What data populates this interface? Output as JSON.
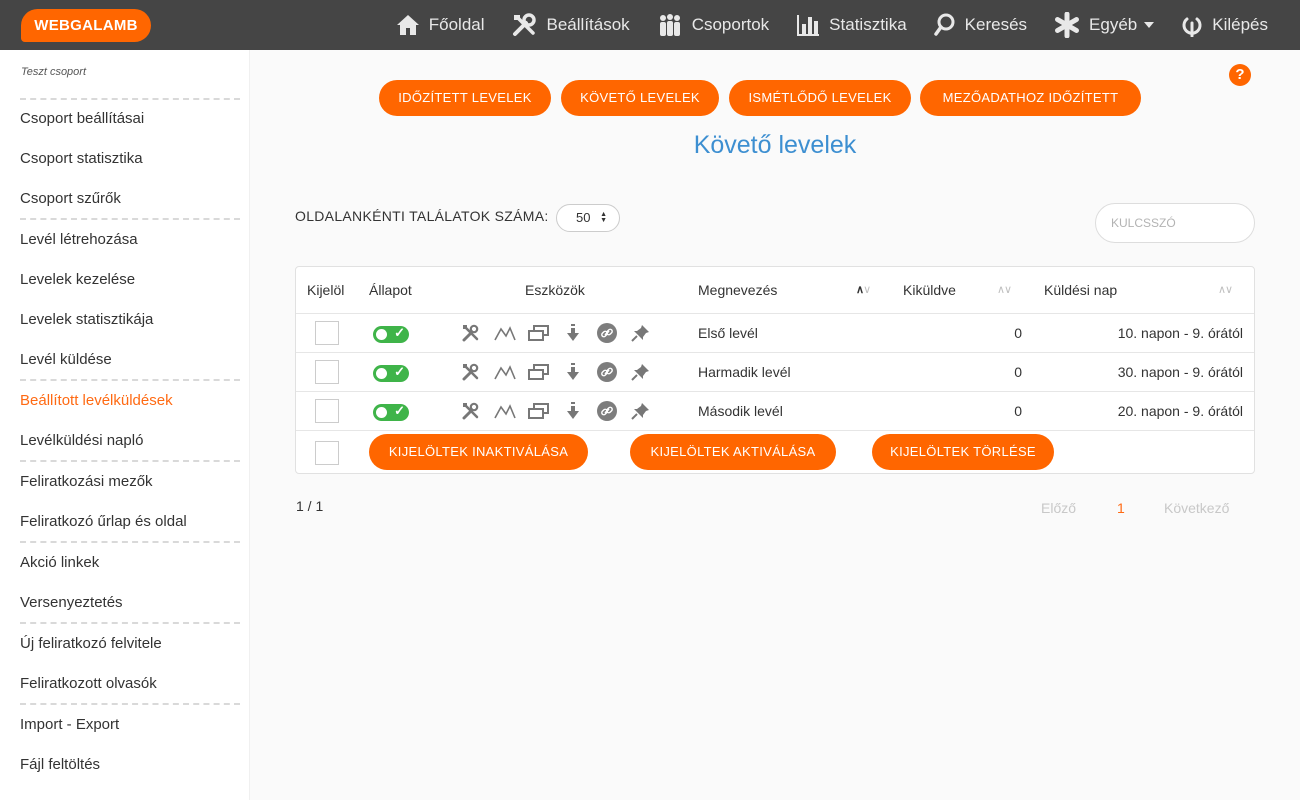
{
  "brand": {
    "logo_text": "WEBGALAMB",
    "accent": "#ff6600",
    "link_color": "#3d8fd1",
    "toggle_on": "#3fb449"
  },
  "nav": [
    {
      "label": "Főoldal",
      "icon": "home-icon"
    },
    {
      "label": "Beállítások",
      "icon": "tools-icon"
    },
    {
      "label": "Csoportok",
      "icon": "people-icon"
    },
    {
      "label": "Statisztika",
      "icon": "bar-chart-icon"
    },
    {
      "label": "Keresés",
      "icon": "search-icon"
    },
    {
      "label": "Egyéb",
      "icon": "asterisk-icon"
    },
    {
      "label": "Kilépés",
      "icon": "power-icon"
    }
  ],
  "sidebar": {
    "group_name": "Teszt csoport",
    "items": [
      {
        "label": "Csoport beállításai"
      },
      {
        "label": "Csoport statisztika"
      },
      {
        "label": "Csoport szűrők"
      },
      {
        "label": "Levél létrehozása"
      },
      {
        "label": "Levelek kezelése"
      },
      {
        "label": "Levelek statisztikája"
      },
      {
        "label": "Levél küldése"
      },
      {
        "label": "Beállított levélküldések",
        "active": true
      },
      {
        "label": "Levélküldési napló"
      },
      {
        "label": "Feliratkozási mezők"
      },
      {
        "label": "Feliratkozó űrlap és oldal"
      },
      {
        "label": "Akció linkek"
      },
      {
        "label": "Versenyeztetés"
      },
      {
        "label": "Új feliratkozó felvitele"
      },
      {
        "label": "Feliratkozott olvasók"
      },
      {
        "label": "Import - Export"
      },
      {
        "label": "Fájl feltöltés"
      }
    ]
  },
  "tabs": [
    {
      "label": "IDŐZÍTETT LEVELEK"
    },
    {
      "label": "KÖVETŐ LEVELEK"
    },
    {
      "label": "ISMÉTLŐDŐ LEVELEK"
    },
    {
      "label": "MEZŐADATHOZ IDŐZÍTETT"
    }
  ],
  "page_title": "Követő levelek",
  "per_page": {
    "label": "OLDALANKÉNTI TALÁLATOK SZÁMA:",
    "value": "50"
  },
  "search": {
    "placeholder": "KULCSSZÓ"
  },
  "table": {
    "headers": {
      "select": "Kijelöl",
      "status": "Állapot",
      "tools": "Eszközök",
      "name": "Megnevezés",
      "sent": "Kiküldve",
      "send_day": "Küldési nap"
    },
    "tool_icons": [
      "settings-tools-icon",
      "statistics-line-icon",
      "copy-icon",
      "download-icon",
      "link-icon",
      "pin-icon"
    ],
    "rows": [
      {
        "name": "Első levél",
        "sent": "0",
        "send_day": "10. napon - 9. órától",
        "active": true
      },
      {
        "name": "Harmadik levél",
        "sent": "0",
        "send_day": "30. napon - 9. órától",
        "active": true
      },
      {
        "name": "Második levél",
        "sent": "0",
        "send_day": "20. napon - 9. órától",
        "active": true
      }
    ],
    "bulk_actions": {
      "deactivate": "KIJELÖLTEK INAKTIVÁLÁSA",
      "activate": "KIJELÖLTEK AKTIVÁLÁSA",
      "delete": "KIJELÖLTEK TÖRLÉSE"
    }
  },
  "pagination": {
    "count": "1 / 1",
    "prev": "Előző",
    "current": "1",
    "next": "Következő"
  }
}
--------
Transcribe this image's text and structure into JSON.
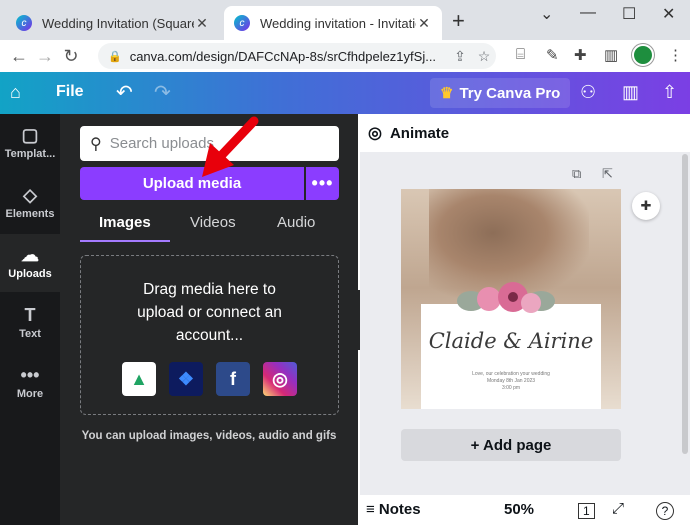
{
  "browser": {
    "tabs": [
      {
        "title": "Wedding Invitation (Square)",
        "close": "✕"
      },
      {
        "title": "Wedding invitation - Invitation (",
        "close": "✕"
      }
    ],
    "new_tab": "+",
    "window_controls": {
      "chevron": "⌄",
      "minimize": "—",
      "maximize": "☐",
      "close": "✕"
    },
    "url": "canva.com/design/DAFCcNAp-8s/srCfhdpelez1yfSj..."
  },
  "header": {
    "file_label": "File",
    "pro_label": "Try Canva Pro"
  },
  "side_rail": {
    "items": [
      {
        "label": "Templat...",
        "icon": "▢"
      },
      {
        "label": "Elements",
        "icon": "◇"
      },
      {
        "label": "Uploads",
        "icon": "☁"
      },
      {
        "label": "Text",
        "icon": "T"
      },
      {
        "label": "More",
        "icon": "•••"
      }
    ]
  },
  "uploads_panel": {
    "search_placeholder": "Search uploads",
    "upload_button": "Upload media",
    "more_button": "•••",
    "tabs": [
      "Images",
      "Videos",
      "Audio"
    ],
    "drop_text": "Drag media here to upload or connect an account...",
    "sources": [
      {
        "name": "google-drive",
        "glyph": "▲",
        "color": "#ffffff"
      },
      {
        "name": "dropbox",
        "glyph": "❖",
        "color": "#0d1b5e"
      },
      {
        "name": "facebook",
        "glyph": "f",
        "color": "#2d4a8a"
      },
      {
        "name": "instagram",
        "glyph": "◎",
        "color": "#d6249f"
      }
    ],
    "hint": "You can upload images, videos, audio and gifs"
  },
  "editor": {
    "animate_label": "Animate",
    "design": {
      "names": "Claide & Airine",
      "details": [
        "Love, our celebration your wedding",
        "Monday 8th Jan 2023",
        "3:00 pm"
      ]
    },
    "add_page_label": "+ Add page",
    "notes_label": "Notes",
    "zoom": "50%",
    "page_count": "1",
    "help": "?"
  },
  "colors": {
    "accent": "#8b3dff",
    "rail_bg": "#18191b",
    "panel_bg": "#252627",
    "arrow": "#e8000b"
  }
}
--------
• _EXERCISE PROMPT_
How many lines in the records above hold the word "órától"? Give only the number.

• _WORKED SOLUTION_
3